Begin PROVIDED INFORMATION
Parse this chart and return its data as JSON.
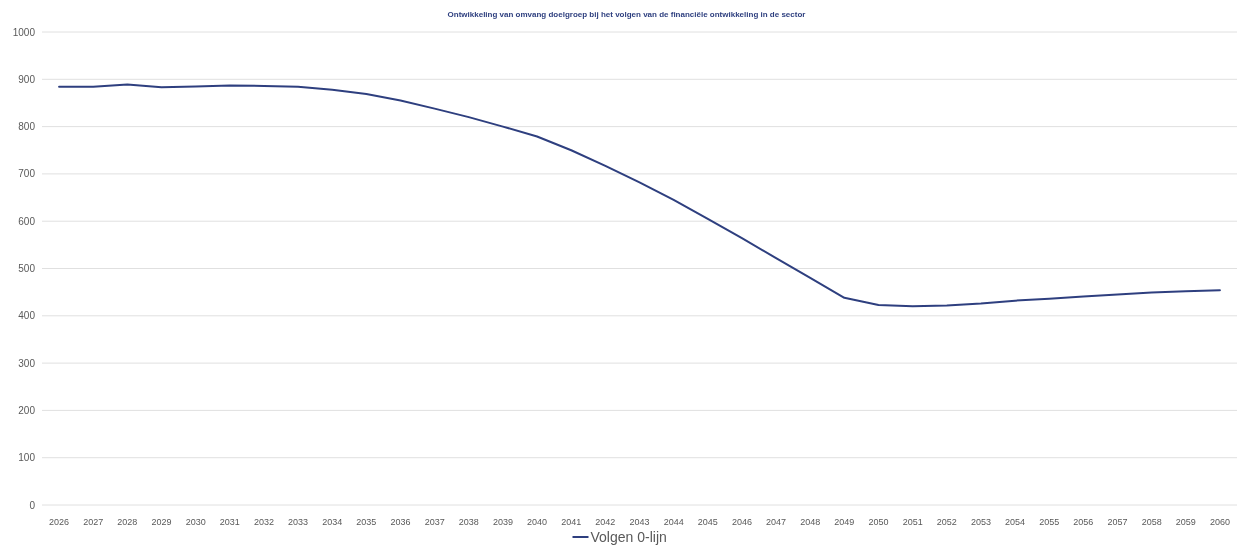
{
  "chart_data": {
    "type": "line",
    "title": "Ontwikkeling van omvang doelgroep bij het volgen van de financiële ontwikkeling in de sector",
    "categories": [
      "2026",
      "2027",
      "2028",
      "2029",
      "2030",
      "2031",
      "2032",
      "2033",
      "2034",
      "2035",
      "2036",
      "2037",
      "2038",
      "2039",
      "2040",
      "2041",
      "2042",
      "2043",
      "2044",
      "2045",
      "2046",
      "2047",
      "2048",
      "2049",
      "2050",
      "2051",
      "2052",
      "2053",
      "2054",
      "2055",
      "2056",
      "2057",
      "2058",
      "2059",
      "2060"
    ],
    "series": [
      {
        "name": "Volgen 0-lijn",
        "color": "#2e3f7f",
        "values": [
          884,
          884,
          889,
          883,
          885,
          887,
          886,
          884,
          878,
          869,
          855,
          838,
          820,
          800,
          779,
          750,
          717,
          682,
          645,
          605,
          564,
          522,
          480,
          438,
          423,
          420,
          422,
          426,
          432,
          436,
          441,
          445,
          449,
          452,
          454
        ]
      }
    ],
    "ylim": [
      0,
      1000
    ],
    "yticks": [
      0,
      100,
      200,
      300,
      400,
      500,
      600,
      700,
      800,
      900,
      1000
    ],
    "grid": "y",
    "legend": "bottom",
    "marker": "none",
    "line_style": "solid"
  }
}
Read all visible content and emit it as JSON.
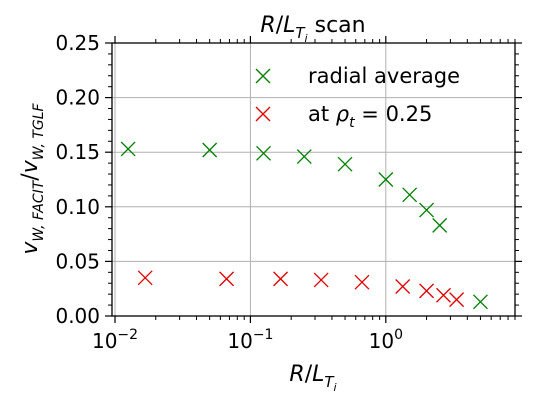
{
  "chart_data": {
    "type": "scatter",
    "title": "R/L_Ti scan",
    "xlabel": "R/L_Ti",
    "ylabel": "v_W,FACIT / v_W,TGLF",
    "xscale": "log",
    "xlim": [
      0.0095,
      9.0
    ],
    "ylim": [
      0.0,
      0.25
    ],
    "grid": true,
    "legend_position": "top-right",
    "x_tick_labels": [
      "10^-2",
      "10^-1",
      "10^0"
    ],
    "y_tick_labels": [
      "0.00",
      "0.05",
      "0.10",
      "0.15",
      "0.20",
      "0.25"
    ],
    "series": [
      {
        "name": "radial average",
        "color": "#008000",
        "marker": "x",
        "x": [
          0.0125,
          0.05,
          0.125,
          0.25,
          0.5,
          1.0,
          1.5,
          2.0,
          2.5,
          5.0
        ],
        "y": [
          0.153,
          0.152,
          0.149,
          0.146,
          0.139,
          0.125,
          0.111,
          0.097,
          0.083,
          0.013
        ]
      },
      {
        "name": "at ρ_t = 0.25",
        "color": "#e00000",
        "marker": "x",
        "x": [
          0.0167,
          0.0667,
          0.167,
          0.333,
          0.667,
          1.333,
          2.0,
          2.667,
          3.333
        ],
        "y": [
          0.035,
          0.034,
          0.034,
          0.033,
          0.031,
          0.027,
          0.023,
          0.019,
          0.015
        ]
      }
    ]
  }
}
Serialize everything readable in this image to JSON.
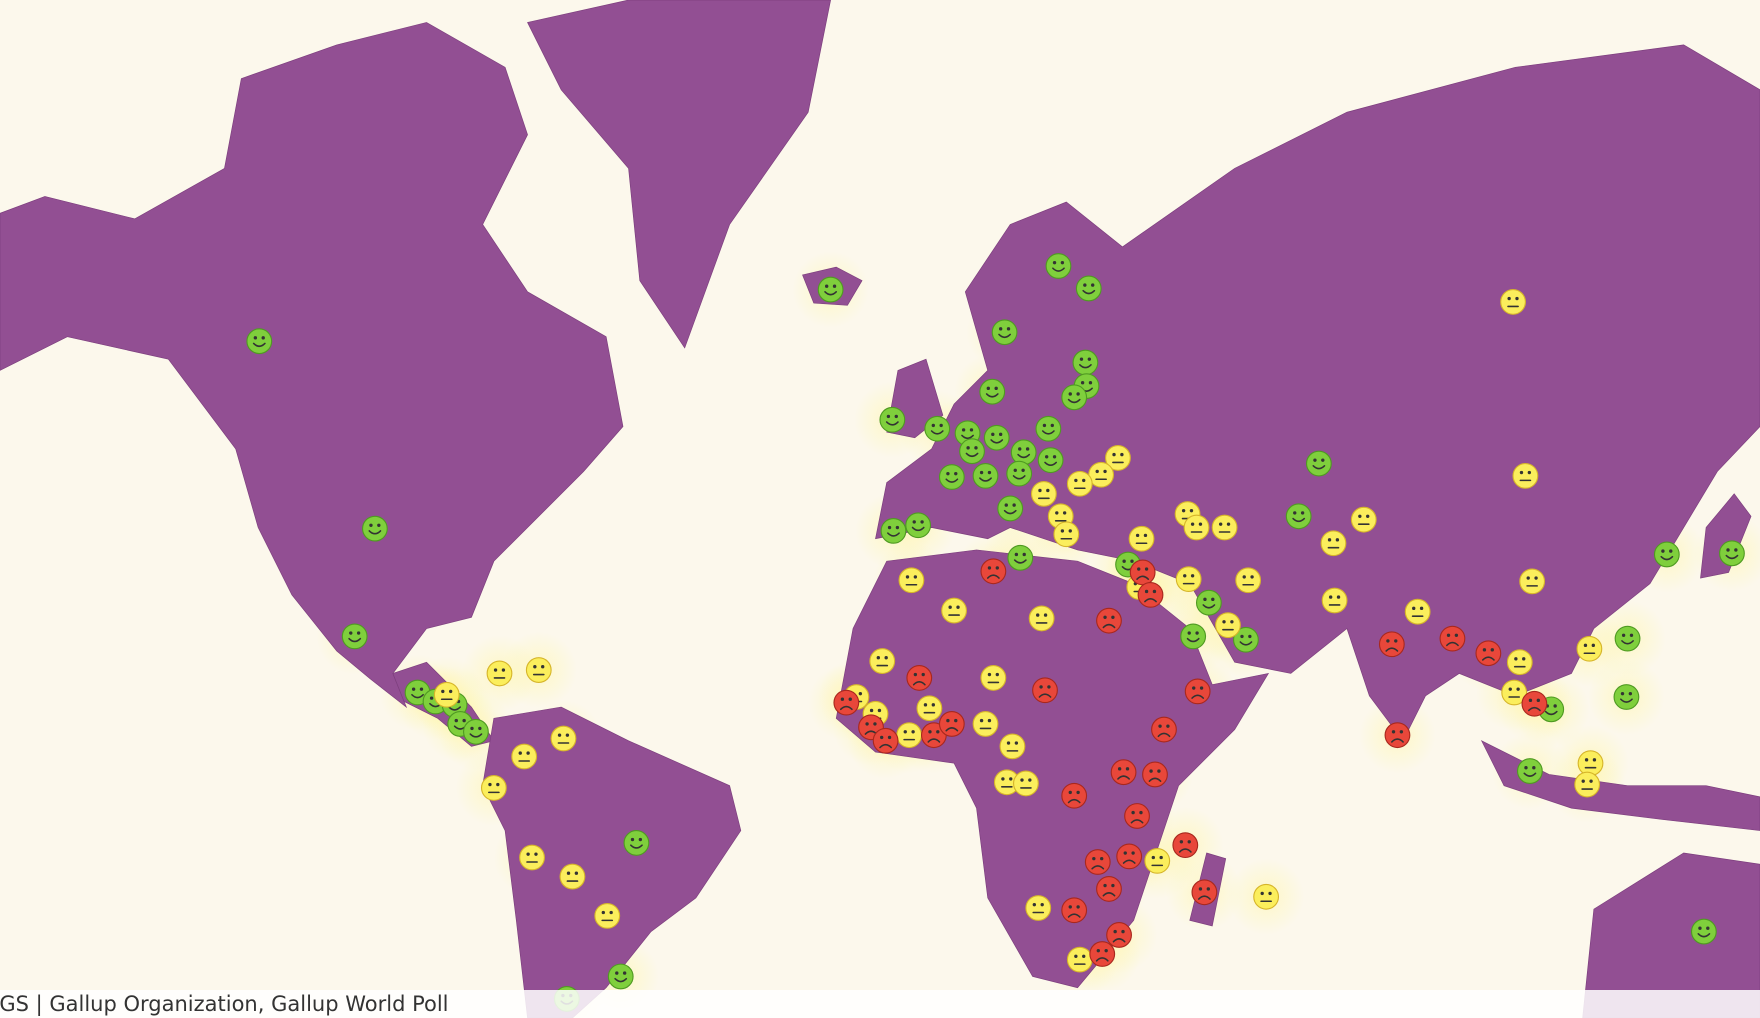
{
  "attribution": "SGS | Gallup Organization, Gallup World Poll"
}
End PROVIDED INFORMATION
Set every line down exactly as written, leaving each picture out.

Parse this chart and return its data as JSON.
{
  "chart_data": {
    "type": "line",
    "title": "Ontwikkeling van omvang doelgroep bij het volgen van de financiële ontwikkeling in de sector",
    "categories": [
      "2026",
      "2027",
      "2028",
      "2029",
      "2030",
      "2031",
      "2032",
      "2033",
      "2034",
      "2035",
      "2036",
      "2037",
      "2038",
      "2039",
      "2040",
      "2041",
      "2042",
      "2043",
      "2044",
      "2045",
      "2046",
      "2047",
      "2048",
      "2049",
      "2050",
      "2051",
      "2052",
      "2053",
      "2054",
      "2055",
      "2056",
      "2057",
      "2058",
      "2059",
      "2060"
    ],
    "series": [
      {
        "name": "Volgen 0-lijn",
        "color": "#2e3f7f",
        "values": [
          884,
          884,
          889,
          883,
          885,
          887,
          886,
          884,
          878,
          869,
          855,
          838,
          820,
          800,
          779,
          750,
          717,
          682,
          645,
          605,
          564,
          522,
          480,
          438,
          423,
          420,
          422,
          426,
          432,
          436,
          441,
          445,
          449,
          452,
          454
        ]
      }
    ],
    "ylim": [
      0,
      1000
    ],
    "yticks": [
      0,
      100,
      200,
      300,
      400,
      500,
      600,
      700,
      800,
      900,
      1000
    ],
    "grid": "y",
    "legend": "bottom",
    "marker": "none",
    "line_style": "solid"
  }
}
Read all visible content and emit it as JSON.
{
  "chart_data": {
    "type": "scatter",
    "title": "R/L_Ti scan",
    "xlabel": "R/L_Ti",
    "ylabel": "v_W,FACIT / v_W,TGLF",
    "xscale": "log",
    "xlim": [
      0.0095,
      9.0
    ],
    "ylim": [
      0.0,
      0.25
    ],
    "grid": true,
    "legend_position": "top-right",
    "x_tick_labels": [
      "10^-2",
      "10^-1",
      "10^0"
    ],
    "y_tick_labels": [
      "0.00",
      "0.05",
      "0.10",
      "0.15",
      "0.20",
      "0.25"
    ],
    "series": [
      {
        "name": "radial average",
        "color": "#008000",
        "marker": "x",
        "x": [
          0.0125,
          0.05,
          0.125,
          0.25,
          0.5,
          1.0,
          1.5,
          2.0,
          2.5,
          5.0
        ],
        "y": [
          0.153,
          0.152,
          0.149,
          0.146,
          0.139,
          0.125,
          0.111,
          0.097,
          0.083,
          0.013
        ]
      },
      {
        "name": "at ρ_t = 0.25",
        "color": "#e00000",
        "marker": "x",
        "x": [
          0.0167,
          0.0667,
          0.167,
          0.333,
          0.667,
          1.333,
          2.0,
          2.667,
          3.333
        ],
        "y": [
          0.035,
          0.034,
          0.034,
          0.033,
          0.031,
          0.027,
          0.023,
          0.019,
          0.015
        ]
      }
    ]
  }
}
Serialize everything readable in this image to JSON.
{
  "attribution": "SGS | Gallup Organization, Gallup World Poll"
}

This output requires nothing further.